[Dataset excerpts]
┏━━
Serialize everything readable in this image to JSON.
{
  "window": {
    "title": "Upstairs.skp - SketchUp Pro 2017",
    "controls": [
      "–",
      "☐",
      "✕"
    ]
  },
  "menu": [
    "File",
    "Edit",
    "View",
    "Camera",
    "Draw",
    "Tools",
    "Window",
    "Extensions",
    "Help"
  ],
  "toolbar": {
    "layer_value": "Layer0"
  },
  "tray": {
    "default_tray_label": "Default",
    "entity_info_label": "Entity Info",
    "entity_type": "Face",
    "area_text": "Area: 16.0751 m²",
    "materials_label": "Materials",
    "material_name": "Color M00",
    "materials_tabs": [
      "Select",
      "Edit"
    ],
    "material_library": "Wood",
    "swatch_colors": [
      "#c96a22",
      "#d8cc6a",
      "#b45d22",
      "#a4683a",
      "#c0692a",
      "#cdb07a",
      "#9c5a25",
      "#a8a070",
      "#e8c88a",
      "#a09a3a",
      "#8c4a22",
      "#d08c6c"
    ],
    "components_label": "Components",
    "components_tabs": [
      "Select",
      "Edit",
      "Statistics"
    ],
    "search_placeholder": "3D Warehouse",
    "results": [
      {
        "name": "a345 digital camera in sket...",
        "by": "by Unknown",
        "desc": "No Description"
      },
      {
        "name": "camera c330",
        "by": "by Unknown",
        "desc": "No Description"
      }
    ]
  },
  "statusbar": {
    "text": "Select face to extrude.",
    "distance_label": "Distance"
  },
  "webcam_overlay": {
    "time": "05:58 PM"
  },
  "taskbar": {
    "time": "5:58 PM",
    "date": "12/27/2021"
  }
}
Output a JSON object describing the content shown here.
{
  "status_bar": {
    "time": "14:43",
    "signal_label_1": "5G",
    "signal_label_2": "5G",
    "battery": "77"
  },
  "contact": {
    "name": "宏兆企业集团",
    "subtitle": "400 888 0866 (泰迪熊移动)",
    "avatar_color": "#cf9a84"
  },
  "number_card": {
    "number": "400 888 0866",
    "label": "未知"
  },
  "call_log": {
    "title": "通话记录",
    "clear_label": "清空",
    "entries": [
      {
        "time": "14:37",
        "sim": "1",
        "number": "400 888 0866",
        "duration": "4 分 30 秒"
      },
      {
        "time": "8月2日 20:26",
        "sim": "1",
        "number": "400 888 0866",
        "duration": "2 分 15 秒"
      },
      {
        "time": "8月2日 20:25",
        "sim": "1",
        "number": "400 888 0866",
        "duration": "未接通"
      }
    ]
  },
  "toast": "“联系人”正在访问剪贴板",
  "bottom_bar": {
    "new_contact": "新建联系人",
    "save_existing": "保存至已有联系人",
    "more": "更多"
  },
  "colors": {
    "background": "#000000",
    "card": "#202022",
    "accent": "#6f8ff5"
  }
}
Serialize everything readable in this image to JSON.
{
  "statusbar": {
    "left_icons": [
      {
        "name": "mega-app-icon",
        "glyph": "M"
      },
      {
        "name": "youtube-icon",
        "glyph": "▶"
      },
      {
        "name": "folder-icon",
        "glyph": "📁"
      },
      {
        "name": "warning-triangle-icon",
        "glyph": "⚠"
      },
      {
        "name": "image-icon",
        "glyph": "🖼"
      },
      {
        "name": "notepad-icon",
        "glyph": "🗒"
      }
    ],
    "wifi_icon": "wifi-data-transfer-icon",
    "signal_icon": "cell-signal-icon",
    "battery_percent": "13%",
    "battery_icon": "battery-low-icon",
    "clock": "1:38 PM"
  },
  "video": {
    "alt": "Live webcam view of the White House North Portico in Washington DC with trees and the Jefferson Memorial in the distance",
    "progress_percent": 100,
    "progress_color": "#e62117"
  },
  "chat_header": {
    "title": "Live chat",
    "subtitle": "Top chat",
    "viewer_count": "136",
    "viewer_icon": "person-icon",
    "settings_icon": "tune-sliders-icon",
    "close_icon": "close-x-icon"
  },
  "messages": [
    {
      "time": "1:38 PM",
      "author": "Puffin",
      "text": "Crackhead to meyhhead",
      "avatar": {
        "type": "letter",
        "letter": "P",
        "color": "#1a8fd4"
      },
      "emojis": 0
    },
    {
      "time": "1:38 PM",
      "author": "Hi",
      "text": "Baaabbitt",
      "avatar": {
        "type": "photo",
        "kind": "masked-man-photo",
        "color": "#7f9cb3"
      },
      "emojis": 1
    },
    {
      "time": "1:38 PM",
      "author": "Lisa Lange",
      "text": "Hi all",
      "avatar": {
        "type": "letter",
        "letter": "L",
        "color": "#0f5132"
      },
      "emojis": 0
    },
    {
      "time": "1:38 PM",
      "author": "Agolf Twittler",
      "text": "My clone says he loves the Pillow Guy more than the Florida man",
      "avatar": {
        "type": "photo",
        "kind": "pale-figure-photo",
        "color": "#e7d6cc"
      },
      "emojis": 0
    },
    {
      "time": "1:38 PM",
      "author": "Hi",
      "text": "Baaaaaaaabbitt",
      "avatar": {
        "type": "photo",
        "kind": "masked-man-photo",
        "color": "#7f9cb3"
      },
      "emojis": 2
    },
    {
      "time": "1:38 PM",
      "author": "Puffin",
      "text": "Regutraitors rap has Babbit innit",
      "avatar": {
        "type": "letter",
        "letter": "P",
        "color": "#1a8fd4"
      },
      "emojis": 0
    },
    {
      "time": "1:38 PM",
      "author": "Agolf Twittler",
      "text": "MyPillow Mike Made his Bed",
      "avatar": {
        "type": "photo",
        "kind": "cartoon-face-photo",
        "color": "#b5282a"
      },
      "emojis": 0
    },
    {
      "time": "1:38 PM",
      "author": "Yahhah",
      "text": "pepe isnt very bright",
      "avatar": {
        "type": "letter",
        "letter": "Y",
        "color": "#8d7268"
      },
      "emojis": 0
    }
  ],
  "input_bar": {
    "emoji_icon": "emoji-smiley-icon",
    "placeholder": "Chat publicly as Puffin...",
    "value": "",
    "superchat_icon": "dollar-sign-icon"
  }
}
┗━━
Task prompt:
Copy each record from above without leaving any out.

Exercise response:
Serialize everything readable in this image to JSON.
{
  "window": {
    "title": "Upstairs.skp - SketchUp Pro 2017",
    "controls": [
      "–",
      "☐",
      "✕"
    ]
  },
  "menu": [
    "File",
    "Edit",
    "View",
    "Camera",
    "Draw",
    "Tools",
    "Window",
    "Extensions",
    "Help"
  ],
  "toolbar": {
    "layer_value": "Layer0"
  },
  "tray": {
    "default_tray_label": "Default",
    "entity_info_label": "Entity Info",
    "entity_type": "Face",
    "area_text": "Area: 16.0751 m²",
    "materials_label": "Materials",
    "material_name": "Color M00",
    "materials_tabs": [
      "Select",
      "Edit"
    ],
    "material_library": "Wood",
    "swatch_colors": [
      "#c96a22",
      "#d8cc6a",
      "#b45d22",
      "#a4683a",
      "#c0692a",
      "#cdb07a",
      "#9c5a25",
      "#a8a070",
      "#e8c88a",
      "#a09a3a",
      "#8c4a22",
      "#d08c6c"
    ],
    "components_label": "Components",
    "components_tabs": [
      "Select",
      "Edit",
      "Statistics"
    ],
    "search_placeholder": "3D Warehouse",
    "results": [
      {
        "name": "a345 digital camera in sket...",
        "by": "by Unknown",
        "desc": "No Description"
      },
      {
        "name": "camera c330",
        "by": "by Unknown",
        "desc": "No Description"
      }
    ]
  },
  "statusbar": {
    "text": "Select face to extrude.",
    "distance_label": "Distance"
  },
  "webcam_overlay": {
    "time": "05:58 PM"
  },
  "taskbar": {
    "time": "5:58 PM",
    "date": "12/27/2021"
  }
}
Output a JSON object describing the content shown here.
{
  "status_bar": {
    "time": "14:43",
    "signal_label_1": "5G",
    "signal_label_2": "5G",
    "battery": "77"
  },
  "contact": {
    "name": "宏兆企业集团",
    "subtitle": "400 888 0866 (泰迪熊移动)",
    "avatar_color": "#cf9a84"
  },
  "number_card": {
    "number": "400 888 0866",
    "label": "未知"
  },
  "call_log": {
    "title": "通话记录",
    "clear_label": "清空",
    "entries": [
      {
        "time": "14:37",
        "sim": "1",
        "number": "400 888 0866",
        "duration": "4 分 30 秒"
      },
      {
        "time": "8月2日 20:26",
        "sim": "1",
        "number": "400 888 0866",
        "duration": "2 分 15 秒"
      },
      {
        "time": "8月2日 20:25",
        "sim": "1",
        "number": "400 888 0866",
        "duration": "未接通"
      }
    ]
  },
  "toast": "“联系人”正在访问剪贴板",
  "bottom_bar": {
    "new_contact": "新建联系人",
    "save_existing": "保存至已有联系人",
    "more": "更多"
  },
  "colors": {
    "background": "#000000",
    "card": "#202022",
    "accent": "#6f8ff5"
  }
}
Serialize everything readable in this image to JSON.
{
  "statusbar": {
    "left_icons": [
      {
        "name": "mega-app-icon",
        "glyph": "M"
      },
      {
        "name": "youtube-icon",
        "glyph": "▶"
      },
      {
        "name": "folder-icon",
        "glyph": "📁"
      },
      {
        "name": "warning-triangle-icon",
        "glyph": "⚠"
      },
      {
        "name": "image-icon",
        "glyph": "🖼"
      },
      {
        "name": "notepad-icon",
        "glyph": "🗒"
      }
    ],
    "wifi_icon": "wifi-data-transfer-icon",
    "signal_icon": "cell-signal-icon",
    "battery_percent": "13%",
    "battery_icon": "battery-low-icon",
    "clock": "1:38 PM"
  },
  "video": {
    "alt": "Live webcam view of the White House North Portico in Washington DC with trees and the Jefferson Memorial in the distance",
    "progress_percent": 100,
    "progress_color": "#e62117"
  },
  "chat_header": {
    "title": "Live chat",
    "subtitle": "Top chat",
    "viewer_count": "136",
    "viewer_icon": "person-icon",
    "settings_icon": "tune-sliders-icon",
    "close_icon": "close-x-icon"
  },
  "messages": [
    {
      "time": "1:38 PM",
      "author": "Puffin",
      "text": "Crackhead to meyhhead",
      "avatar": {
        "type": "letter",
        "letter": "P",
        "color": "#1a8fd4"
      },
      "emojis": 0
    },
    {
      "time": "1:38 PM",
      "author": "Hi",
      "text": "Baaabbitt",
      "avatar": {
        "type": "photo",
        "kind": "masked-man-photo",
        "color": "#7f9cb3"
      },
      "emojis": 1
    },
    {
      "time": "1:38 PM",
      "author": "Lisa Lange",
      "text": "Hi all",
      "avatar": {
        "type": "letter",
        "letter": "L",
        "color": "#0f5132"
      },
      "emojis": 0
    },
    {
      "time": "1:38 PM",
      "author": "Agolf Twittler",
      "text": "My clone says he loves the Pillow Guy more than the Florida man",
      "avatar": {
        "type": "photo",
        "kind": "pale-figure-photo",
        "color": "#e7d6cc"
      },
      "emojis": 0
    },
    {
      "time": "1:38 PM",
      "author": "Hi",
      "text": "Baaaaaaaabbitt",
      "avatar": {
        "type": "photo",
        "kind": "masked-man-photo",
        "color": "#7f9cb3"
      },
      "emojis": 2
    },
    {
      "time": "1:38 PM",
      "author": "Puffin",
      "text": "Regutraitors rap has Babbit innit",
      "avatar": {
        "type": "letter",
        "letter": "P",
        "color": "#1a8fd4"
      },
      "emojis": 0
    },
    {
      "time": "1:38 PM",
      "author": "Agolf Twittler",
      "text": "MyPillow Mike Made his Bed",
      "avatar": {
        "type": "photo",
        "kind": "cartoon-face-photo",
        "color": "#b5282a"
      },
      "emojis": 0
    },
    {
      "time": "1:38 PM",
      "author": "Yahhah",
      "text": "pepe isnt very bright",
      "avatar": {
        "type": "letter",
        "letter": "Y",
        "color": "#8d7268"
      },
      "emojis": 0
    }
  ],
  "input_bar": {
    "emoji_icon": "emoji-smiley-icon",
    "placeholder": "Chat publicly as Puffin...",
    "value": "",
    "superchat_icon": "dollar-sign-icon"
  }
}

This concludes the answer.